▸ **WHAT IS REQUIRED**: Copy out the lines that include the word "JSON".

▸ **DATA PROVIDED**:

========================

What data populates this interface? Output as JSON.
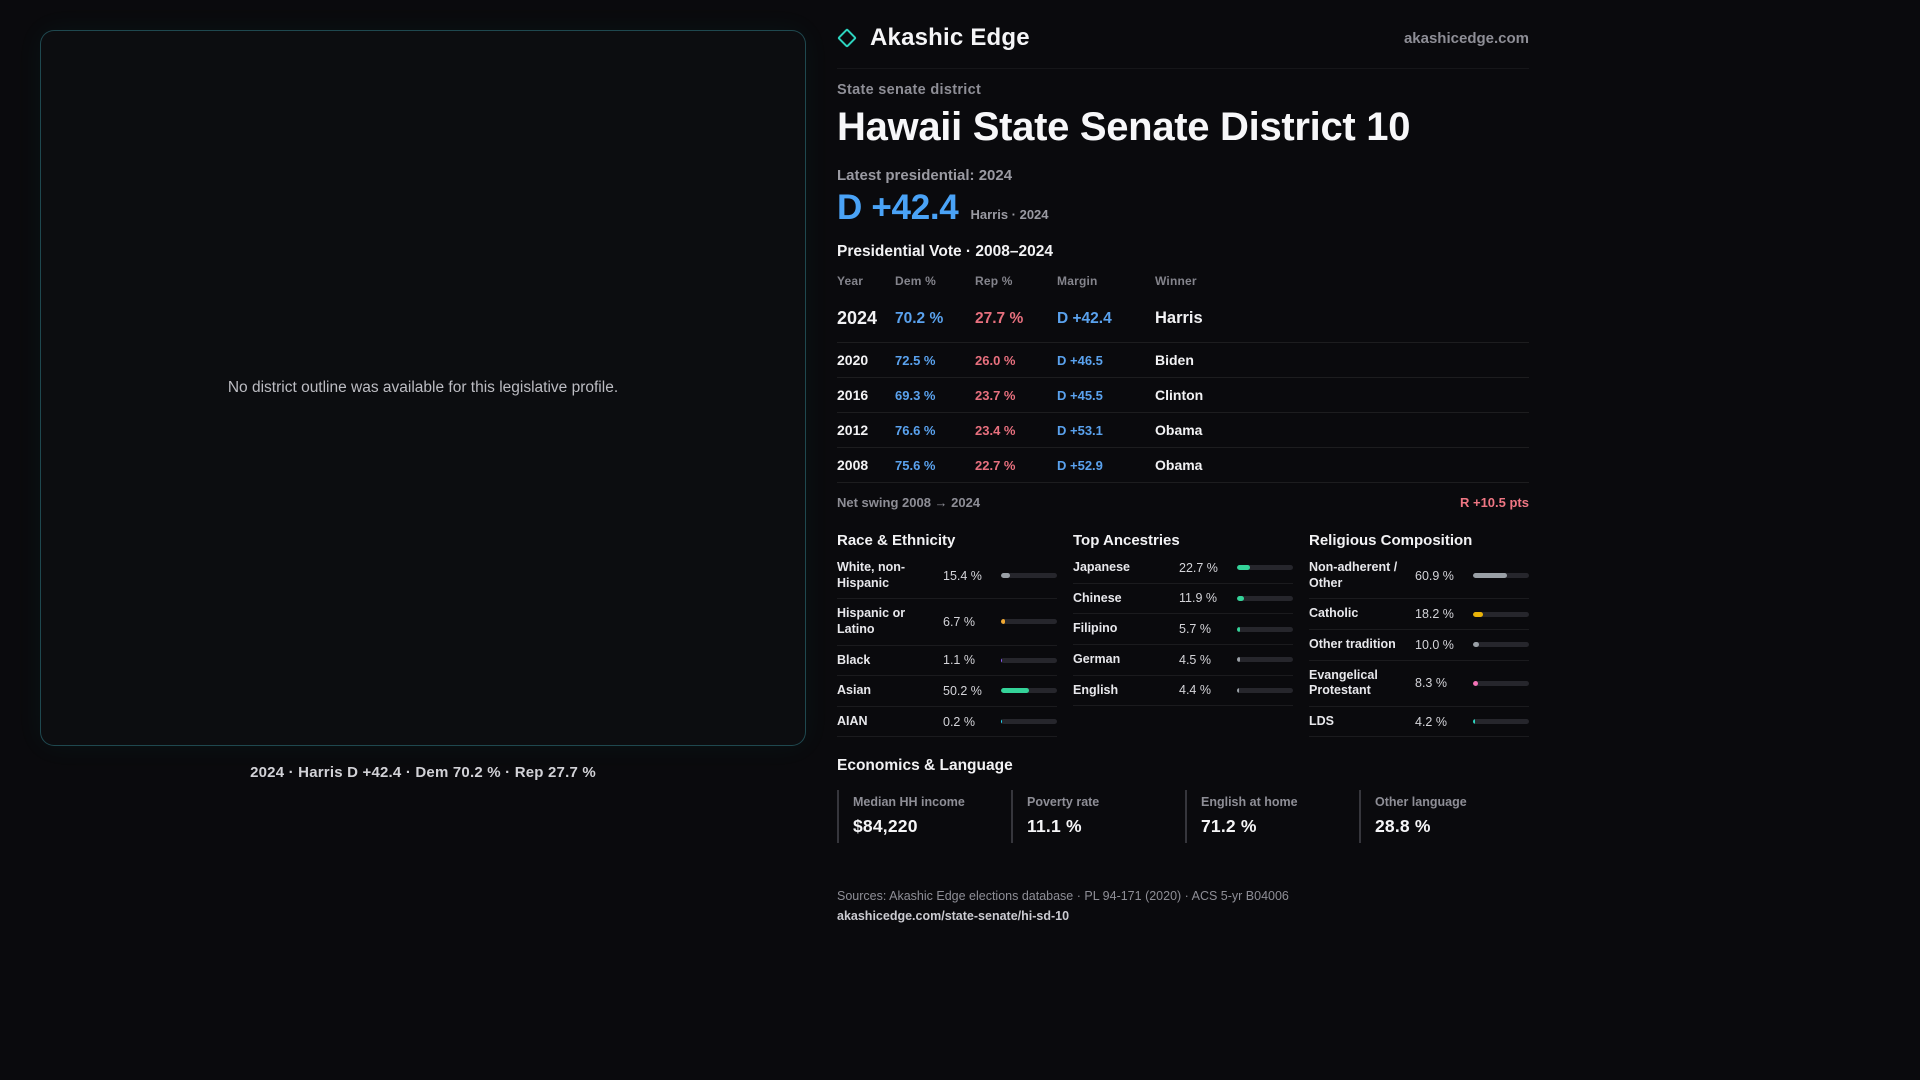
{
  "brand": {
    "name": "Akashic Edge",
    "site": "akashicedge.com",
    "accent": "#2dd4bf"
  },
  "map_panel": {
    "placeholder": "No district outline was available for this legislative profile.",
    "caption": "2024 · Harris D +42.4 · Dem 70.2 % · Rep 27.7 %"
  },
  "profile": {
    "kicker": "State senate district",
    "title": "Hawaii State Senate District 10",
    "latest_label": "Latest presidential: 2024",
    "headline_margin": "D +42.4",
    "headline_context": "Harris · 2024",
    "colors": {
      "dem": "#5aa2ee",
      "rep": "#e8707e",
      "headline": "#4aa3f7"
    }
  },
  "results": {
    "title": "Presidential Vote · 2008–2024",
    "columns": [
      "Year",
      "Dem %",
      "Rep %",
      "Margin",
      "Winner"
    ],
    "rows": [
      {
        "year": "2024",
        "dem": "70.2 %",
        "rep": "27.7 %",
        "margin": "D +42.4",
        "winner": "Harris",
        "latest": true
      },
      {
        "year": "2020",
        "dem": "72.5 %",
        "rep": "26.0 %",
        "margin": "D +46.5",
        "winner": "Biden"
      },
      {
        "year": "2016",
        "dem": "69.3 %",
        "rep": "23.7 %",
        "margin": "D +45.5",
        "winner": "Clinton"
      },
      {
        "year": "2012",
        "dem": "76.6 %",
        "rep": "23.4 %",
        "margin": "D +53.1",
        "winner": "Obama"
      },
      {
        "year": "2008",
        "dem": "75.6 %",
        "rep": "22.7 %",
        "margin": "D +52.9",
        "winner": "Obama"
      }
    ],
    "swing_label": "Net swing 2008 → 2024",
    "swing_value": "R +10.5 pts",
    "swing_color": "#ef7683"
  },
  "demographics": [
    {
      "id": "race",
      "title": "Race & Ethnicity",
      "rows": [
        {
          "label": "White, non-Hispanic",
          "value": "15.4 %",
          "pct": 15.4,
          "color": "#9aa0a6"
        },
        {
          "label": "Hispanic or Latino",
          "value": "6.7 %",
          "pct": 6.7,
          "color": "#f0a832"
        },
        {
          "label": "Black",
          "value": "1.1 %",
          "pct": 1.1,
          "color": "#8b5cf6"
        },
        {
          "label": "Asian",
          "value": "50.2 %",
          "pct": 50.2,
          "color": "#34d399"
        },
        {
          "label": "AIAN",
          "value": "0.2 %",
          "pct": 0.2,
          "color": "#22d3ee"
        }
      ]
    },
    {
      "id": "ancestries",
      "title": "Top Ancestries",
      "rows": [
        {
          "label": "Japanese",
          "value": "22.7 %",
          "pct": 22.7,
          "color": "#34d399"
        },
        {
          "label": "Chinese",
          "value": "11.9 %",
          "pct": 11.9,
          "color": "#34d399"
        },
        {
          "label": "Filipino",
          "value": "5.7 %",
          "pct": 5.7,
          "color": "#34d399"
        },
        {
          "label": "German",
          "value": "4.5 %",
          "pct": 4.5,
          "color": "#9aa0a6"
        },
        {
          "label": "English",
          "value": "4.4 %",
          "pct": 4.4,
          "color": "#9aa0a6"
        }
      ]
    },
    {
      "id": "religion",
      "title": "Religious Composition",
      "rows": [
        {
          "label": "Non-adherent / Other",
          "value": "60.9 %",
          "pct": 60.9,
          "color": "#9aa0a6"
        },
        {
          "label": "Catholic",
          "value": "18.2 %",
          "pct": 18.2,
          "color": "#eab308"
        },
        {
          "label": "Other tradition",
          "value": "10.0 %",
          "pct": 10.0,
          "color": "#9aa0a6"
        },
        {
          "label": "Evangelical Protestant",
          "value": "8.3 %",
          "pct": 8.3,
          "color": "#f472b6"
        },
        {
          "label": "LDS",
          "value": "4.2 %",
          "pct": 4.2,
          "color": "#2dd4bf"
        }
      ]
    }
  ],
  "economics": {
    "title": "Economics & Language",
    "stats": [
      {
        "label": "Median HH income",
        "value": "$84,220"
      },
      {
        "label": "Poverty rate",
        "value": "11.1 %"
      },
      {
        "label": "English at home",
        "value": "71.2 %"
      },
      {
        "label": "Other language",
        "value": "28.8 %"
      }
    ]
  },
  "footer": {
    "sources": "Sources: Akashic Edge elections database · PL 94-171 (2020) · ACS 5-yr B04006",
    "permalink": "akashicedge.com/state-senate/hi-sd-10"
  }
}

========================

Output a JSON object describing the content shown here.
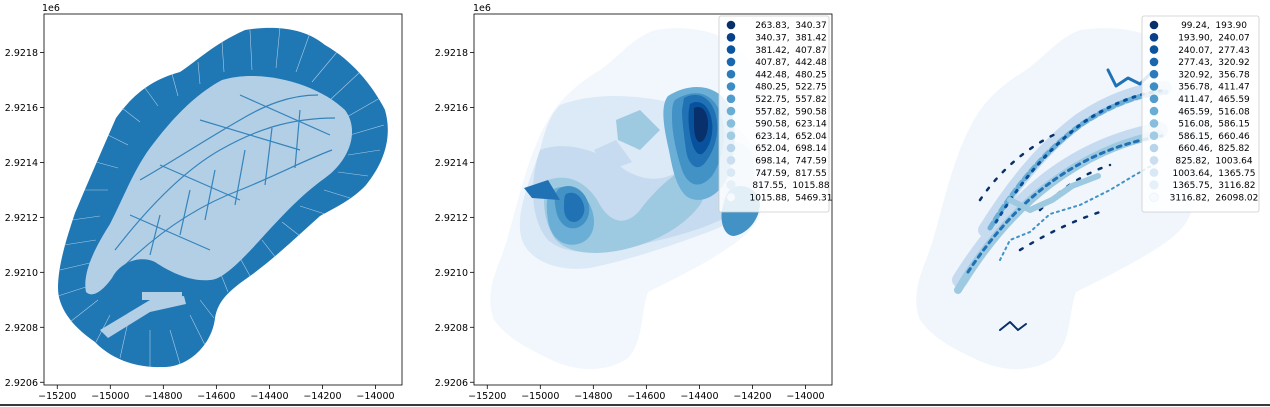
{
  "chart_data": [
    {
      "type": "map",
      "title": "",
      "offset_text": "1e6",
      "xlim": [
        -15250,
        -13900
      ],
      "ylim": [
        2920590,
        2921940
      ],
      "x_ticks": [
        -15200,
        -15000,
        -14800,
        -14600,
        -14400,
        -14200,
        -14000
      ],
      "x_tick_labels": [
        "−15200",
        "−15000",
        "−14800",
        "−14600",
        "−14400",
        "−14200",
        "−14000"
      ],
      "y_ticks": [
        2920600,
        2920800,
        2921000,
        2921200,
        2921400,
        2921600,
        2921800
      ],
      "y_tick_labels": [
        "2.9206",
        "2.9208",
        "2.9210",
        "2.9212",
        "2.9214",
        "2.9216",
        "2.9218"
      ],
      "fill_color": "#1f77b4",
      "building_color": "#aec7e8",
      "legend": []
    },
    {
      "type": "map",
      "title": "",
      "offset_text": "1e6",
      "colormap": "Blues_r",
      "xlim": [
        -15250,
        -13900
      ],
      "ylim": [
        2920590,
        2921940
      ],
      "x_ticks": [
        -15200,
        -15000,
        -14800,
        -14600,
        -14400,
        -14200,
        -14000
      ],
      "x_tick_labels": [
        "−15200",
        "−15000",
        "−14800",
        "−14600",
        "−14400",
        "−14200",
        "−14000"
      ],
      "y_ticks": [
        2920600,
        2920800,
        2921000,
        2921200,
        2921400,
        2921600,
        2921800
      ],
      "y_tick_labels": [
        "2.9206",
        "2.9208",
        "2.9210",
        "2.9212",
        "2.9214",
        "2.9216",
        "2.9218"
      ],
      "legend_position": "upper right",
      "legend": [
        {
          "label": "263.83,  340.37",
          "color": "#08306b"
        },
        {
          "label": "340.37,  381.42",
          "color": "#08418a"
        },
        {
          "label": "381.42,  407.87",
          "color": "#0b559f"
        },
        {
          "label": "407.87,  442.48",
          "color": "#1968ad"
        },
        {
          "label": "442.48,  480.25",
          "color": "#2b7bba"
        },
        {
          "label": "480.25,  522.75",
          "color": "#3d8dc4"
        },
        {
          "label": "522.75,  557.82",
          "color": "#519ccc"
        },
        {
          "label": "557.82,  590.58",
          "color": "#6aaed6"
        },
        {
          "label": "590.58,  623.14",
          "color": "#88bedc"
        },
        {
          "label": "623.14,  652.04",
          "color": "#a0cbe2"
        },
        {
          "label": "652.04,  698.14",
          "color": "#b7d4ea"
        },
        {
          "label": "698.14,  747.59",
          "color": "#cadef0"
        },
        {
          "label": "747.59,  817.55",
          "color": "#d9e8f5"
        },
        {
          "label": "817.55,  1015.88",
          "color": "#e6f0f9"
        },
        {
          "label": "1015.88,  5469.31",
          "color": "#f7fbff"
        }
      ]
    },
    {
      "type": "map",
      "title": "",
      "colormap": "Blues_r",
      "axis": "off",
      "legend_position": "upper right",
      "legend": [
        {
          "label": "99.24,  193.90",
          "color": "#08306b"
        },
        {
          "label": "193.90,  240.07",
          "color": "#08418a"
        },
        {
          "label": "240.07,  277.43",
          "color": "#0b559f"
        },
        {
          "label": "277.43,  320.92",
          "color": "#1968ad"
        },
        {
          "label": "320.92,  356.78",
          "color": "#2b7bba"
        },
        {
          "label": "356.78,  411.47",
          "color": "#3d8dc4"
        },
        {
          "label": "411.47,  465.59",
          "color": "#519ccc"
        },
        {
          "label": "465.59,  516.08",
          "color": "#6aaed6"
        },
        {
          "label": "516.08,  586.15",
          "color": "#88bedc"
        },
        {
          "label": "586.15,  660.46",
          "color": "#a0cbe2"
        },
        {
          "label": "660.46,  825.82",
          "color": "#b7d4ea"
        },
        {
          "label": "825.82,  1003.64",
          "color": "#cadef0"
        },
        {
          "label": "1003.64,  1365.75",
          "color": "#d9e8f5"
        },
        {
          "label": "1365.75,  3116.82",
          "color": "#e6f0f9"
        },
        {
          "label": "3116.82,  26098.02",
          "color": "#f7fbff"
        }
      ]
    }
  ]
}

========================

▸ **THE RESPONSE**:
What data populates this interface? Output as JSON.
Output a JSON object describing the content shown here.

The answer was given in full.